Records for processing ->
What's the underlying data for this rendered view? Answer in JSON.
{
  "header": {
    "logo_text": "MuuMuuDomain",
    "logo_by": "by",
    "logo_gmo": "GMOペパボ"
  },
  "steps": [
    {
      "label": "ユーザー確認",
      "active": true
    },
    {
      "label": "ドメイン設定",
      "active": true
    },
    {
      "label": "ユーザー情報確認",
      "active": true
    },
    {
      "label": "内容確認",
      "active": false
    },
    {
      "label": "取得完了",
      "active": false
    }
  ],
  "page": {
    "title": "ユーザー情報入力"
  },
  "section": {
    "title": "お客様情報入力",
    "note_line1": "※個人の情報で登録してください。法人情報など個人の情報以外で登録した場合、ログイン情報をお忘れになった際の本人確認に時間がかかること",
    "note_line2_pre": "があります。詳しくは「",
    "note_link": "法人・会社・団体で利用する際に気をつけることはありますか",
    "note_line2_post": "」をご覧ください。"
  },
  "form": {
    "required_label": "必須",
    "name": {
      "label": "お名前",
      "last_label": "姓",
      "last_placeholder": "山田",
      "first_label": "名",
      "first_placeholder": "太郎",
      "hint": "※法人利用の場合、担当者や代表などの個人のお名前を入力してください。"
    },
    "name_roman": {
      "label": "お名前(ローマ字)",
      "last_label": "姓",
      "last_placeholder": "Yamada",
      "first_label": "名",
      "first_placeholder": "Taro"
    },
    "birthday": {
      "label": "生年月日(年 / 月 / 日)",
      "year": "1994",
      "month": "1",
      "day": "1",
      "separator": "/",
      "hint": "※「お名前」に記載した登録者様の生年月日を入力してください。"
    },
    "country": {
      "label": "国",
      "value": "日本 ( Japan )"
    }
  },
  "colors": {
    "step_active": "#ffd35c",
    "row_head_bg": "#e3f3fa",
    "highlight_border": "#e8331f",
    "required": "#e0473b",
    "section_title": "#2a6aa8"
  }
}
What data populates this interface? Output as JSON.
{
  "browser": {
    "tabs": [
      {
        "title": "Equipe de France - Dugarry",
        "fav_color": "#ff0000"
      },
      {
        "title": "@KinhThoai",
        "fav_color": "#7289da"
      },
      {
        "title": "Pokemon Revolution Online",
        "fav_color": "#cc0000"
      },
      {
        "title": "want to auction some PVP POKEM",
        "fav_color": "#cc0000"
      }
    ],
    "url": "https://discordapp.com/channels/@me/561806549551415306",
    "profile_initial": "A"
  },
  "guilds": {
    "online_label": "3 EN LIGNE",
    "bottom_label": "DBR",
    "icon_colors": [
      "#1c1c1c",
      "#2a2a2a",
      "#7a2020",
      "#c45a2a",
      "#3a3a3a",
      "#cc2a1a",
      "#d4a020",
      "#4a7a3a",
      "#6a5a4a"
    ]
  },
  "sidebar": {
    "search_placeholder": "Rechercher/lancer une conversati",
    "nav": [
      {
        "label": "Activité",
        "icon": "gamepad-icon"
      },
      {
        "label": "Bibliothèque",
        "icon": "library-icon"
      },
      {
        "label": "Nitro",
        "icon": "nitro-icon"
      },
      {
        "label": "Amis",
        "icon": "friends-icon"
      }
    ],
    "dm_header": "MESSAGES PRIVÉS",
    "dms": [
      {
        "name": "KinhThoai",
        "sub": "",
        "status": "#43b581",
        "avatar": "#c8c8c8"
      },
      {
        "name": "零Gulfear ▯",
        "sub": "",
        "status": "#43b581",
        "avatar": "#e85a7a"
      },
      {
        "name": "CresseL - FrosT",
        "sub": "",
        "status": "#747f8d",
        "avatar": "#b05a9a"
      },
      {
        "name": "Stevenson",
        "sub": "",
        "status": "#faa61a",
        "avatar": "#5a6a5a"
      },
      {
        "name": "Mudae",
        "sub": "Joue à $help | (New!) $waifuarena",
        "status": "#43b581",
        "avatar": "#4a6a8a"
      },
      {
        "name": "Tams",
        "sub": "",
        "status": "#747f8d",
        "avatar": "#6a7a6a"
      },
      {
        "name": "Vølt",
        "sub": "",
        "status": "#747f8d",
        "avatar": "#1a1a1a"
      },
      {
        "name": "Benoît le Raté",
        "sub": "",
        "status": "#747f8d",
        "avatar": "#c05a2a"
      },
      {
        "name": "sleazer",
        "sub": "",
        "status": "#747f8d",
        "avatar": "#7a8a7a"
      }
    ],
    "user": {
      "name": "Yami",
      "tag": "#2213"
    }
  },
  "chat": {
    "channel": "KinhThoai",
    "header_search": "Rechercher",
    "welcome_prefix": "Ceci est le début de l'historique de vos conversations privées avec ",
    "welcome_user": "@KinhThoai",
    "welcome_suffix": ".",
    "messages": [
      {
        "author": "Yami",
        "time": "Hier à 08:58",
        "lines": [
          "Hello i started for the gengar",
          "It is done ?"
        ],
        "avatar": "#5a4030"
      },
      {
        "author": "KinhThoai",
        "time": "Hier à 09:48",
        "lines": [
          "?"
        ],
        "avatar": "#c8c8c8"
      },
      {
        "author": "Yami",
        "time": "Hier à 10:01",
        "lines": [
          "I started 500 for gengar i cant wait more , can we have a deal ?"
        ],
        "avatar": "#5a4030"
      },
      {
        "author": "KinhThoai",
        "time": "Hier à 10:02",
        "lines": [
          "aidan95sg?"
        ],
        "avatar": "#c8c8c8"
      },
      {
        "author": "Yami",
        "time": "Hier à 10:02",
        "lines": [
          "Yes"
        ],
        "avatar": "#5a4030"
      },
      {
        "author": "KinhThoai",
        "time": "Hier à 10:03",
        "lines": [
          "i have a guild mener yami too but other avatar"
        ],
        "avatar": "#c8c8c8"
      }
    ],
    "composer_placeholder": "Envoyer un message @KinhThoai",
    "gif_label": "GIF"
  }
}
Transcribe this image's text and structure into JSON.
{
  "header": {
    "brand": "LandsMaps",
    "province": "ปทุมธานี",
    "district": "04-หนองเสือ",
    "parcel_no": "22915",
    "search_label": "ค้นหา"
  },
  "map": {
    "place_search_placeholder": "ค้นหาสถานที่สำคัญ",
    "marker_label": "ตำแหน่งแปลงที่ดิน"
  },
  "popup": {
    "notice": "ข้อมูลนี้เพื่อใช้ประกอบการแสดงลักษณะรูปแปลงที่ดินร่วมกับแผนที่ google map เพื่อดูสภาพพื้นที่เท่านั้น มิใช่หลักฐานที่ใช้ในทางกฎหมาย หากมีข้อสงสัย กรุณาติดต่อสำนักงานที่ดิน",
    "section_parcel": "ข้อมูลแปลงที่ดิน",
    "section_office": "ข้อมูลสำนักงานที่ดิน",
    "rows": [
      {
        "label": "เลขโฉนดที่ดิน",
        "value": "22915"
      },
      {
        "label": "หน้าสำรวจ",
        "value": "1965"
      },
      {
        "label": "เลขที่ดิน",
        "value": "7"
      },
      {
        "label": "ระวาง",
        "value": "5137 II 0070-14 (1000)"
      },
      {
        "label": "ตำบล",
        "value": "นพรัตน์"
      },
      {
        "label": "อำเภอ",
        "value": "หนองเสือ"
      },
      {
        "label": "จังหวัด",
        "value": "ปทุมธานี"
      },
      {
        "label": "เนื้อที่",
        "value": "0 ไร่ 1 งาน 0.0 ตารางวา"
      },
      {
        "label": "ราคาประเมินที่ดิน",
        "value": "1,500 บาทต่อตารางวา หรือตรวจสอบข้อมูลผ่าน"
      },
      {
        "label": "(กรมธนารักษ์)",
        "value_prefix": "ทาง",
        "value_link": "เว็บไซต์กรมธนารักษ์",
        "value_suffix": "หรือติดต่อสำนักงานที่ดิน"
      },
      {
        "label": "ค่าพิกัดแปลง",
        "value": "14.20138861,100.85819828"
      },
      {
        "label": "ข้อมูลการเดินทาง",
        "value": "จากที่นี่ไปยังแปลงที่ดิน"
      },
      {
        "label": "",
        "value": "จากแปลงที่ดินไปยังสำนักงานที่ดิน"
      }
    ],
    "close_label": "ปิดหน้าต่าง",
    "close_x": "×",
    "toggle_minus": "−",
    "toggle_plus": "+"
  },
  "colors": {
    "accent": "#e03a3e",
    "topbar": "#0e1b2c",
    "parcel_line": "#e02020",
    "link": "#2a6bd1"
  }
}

Task prompt -> Collect each line holding the string "งแปลงท".

Task response ->
    "marker_label": "ตำแหน่งแปลงที่ดิน"
        "value": "จากที่นี่ไปยังแปลงที่ดิน"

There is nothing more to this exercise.